(WHAT TO PRODUCE): Output each entry verbatim and exclude every picture from it.
--- start of SOURCE RECORDS ---
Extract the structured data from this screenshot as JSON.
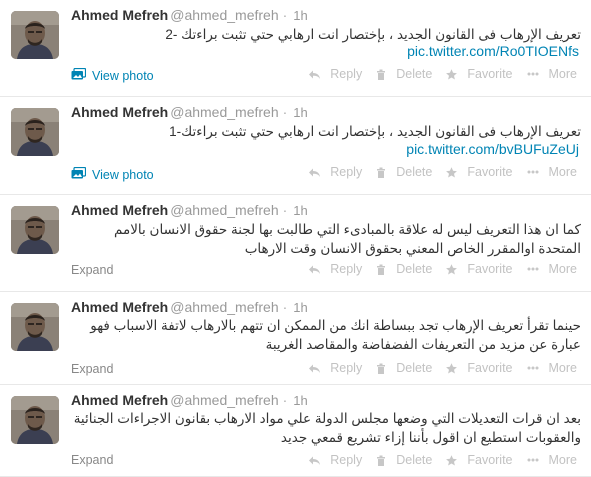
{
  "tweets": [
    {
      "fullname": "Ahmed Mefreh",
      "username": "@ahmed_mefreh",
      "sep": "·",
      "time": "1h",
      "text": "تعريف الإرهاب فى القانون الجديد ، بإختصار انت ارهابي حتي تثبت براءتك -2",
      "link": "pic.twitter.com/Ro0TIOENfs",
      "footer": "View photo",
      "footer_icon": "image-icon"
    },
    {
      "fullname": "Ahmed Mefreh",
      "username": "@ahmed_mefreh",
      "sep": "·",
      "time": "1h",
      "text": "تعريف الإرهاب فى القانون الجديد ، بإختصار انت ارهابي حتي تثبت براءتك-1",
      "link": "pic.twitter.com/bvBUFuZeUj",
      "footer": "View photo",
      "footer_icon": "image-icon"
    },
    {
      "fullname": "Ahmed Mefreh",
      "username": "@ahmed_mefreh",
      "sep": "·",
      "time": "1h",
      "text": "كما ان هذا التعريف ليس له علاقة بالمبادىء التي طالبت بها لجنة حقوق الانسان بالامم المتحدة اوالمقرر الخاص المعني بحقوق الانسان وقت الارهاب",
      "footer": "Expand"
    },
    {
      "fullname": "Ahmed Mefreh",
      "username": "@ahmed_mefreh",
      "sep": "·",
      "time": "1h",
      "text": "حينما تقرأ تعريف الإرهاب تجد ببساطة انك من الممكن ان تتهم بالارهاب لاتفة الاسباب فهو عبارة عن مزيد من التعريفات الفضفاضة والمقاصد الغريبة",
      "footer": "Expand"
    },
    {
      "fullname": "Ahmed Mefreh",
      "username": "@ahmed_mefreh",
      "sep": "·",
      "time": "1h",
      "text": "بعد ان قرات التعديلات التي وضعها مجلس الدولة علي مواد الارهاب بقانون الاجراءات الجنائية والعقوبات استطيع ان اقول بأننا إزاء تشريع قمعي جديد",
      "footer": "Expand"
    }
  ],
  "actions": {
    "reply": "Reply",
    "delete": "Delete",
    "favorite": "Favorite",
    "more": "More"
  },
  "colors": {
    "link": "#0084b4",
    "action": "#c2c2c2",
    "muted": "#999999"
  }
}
--- end of SOURCE RECORDS ---
(TASK ANSWER):
Extract the structured data from this screenshot as JSON.
{
  "tweets": [
    {
      "fullname": "Ahmed Mefreh",
      "username": "@ahmed_mefreh",
      "sep": "·",
      "time": "1h",
      "text": "تعريف الإرهاب فى القانون الجديد ، بإختصار انت ارهابي حتي تثبت براءتك -2",
      "link": "pic.twitter.com/Ro0TIOENfs",
      "footer": "View photo",
      "footer_icon": "image-icon"
    },
    {
      "fullname": "Ahmed Mefreh",
      "username": "@ahmed_mefreh",
      "sep": "·",
      "time": "1h",
      "text": "تعريف الإرهاب فى القانون الجديد ، بإختصار انت ارهابي حتي تثبت براءتك-1",
      "link": "pic.twitter.com/bvBUFuZeUj",
      "footer": "View photo",
      "footer_icon": "image-icon"
    },
    {
      "fullname": "Ahmed Mefreh",
      "username": "@ahmed_mefreh",
      "sep": "·",
      "time": "1h",
      "text": "كما ان هذا التعريف ليس له علاقة بالمبادىء التي طالبت بها لجنة حقوق الانسان بالامم المتحدة اوالمقرر الخاص المعني بحقوق الانسان وقت الارهاب",
      "footer": "Expand"
    },
    {
      "fullname": "Ahmed Mefreh",
      "username": "@ahmed_mefreh",
      "sep": "·",
      "time": "1h",
      "text": "حينما تقرأ تعريف الإرهاب تجد ببساطة انك من الممكن ان تتهم بالارهاب لاتفة الاسباب فهو عبارة عن مزيد من التعريفات الفضفاضة والمقاصد الغريبة",
      "footer": "Expand"
    },
    {
      "fullname": "Ahmed Mefreh",
      "username": "@ahmed_mefreh",
      "sep": "·",
      "time": "1h",
      "text": "بعد ان قرات التعديلات التي وضعها مجلس الدولة علي مواد الارهاب بقانون الاجراءات الجنائية والعقوبات استطيع ان اقول بأننا إزاء تشريع قمعي جديد",
      "footer": "Expand"
    }
  ],
  "actions": {
    "reply": "Reply",
    "delete": "Delete",
    "favorite": "Favorite",
    "more": "More"
  },
  "colors": {
    "link": "#0084b4",
    "action": "#c2c2c2",
    "muted": "#999999"
  }
}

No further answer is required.